# Problem
Where a line of the listing below includes the word "Lesního", reproduce that line.
^^^^^^^^
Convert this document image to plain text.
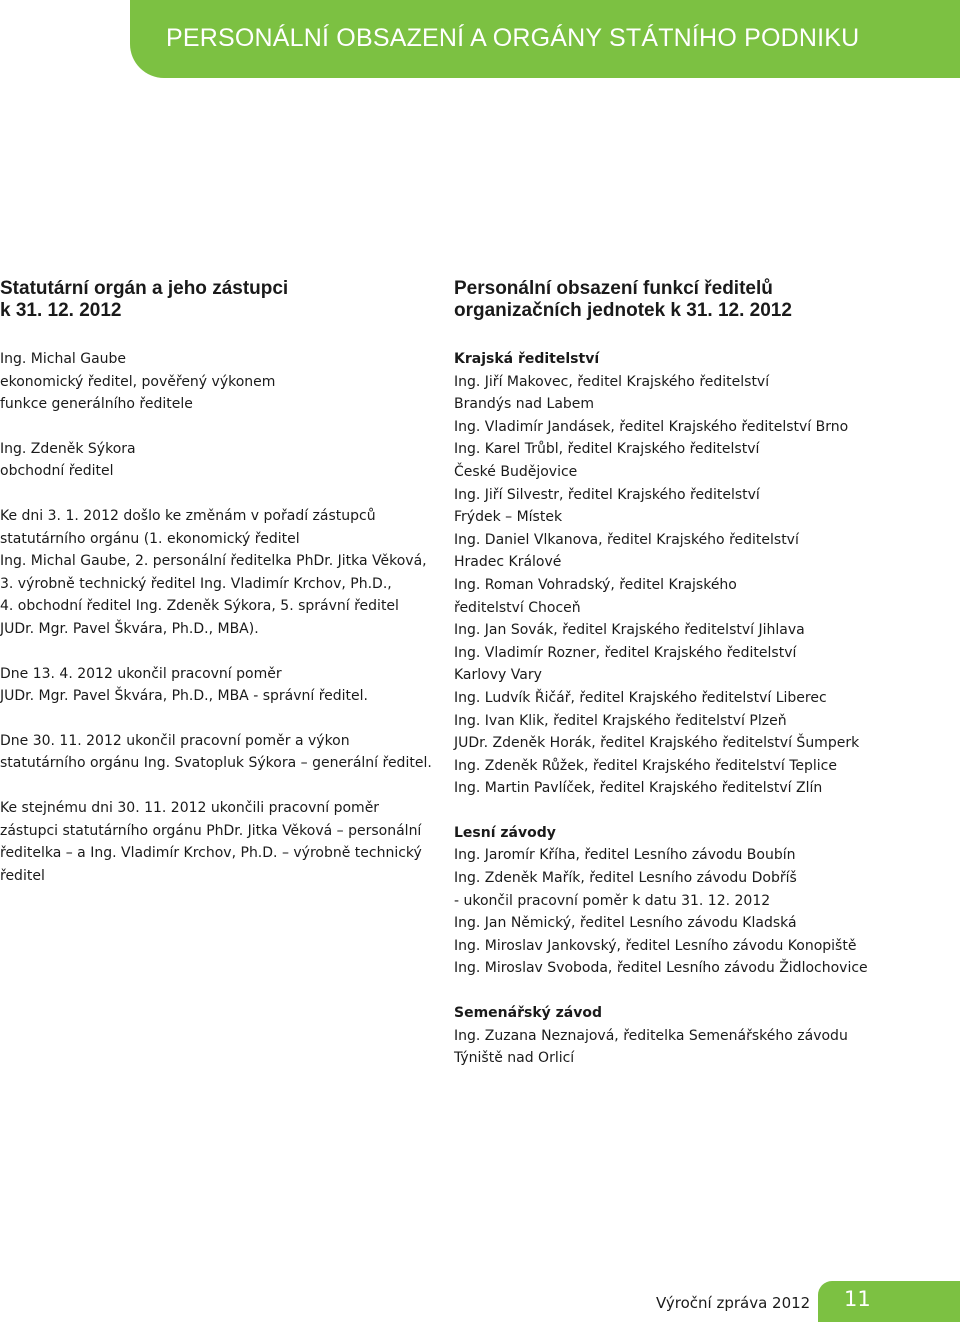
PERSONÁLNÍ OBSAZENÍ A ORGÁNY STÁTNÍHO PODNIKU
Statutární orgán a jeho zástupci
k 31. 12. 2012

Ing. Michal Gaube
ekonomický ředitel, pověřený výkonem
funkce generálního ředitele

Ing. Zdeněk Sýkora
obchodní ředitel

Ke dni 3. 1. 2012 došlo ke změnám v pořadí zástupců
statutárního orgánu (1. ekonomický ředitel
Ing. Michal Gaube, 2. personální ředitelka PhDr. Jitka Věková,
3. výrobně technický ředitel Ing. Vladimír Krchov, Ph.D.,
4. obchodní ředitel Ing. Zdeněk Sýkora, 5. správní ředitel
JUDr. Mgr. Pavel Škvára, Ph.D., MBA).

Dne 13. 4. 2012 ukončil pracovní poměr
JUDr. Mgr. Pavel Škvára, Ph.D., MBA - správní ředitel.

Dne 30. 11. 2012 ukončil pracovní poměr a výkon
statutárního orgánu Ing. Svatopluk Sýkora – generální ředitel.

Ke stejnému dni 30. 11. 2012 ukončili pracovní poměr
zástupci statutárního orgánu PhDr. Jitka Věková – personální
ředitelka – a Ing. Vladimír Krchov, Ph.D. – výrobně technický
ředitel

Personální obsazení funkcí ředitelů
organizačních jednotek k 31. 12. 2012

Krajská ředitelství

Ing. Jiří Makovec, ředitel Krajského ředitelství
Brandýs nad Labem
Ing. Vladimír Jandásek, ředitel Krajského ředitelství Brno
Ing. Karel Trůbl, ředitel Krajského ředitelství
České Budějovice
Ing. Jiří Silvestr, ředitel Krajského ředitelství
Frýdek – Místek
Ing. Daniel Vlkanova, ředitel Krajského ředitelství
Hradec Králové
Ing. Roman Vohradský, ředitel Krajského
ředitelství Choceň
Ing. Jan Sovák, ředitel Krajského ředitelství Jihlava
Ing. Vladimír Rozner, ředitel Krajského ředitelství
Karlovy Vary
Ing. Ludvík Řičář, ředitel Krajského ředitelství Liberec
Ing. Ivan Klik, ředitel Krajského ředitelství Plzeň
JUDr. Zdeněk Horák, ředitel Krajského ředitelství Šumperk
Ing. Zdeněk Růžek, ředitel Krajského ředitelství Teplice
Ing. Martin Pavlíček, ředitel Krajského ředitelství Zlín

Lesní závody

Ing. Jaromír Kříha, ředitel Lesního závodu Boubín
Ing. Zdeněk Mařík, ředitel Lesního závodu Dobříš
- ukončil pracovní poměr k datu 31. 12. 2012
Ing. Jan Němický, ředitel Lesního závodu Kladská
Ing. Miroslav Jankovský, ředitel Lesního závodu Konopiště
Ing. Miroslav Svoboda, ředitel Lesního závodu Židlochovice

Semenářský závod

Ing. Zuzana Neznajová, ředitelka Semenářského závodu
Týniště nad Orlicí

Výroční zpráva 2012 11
^^^^^^^^
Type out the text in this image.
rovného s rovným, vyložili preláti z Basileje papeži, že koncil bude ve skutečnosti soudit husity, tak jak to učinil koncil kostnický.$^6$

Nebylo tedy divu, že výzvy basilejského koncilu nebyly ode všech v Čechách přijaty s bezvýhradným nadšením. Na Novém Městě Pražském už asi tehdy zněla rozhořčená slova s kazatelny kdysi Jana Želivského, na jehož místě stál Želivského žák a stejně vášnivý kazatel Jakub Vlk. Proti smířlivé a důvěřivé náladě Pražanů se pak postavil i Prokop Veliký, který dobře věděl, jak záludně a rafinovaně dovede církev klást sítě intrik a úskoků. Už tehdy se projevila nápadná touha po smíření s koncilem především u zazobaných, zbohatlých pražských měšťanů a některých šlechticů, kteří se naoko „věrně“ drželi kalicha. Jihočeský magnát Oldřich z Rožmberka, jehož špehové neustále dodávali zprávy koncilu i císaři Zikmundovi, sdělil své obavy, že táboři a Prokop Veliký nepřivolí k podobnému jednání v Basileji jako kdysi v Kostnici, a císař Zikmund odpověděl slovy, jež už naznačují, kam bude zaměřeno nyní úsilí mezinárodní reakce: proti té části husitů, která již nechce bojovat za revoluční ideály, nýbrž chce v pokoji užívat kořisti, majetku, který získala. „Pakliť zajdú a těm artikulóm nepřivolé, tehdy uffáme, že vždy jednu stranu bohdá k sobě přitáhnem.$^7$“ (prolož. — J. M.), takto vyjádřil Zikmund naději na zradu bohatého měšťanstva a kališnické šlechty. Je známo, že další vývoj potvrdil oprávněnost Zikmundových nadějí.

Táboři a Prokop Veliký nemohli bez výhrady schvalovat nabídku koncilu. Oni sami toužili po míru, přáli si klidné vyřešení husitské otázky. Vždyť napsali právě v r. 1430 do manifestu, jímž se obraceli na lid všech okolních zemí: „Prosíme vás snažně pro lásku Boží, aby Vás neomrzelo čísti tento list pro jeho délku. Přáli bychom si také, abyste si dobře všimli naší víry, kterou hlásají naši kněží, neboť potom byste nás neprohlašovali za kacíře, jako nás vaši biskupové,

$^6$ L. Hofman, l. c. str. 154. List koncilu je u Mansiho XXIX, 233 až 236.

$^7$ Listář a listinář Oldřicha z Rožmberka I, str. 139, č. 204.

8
^^^^^^^^
# Response to this exercise
Ing. Jaromír Kříha, ředitel Lesního závodu Boubín
Ing. Zdeněk Mařík, ředitel Lesního závodu Dobříš
Ing. Jan Němický, ředitel Lesního závodu Kladská
Ing. Miroslav Jankovský, ředitel Lesního závodu Konopiště
Ing. Miroslav Svoboda, ředitel Lesního závodu Židlochovice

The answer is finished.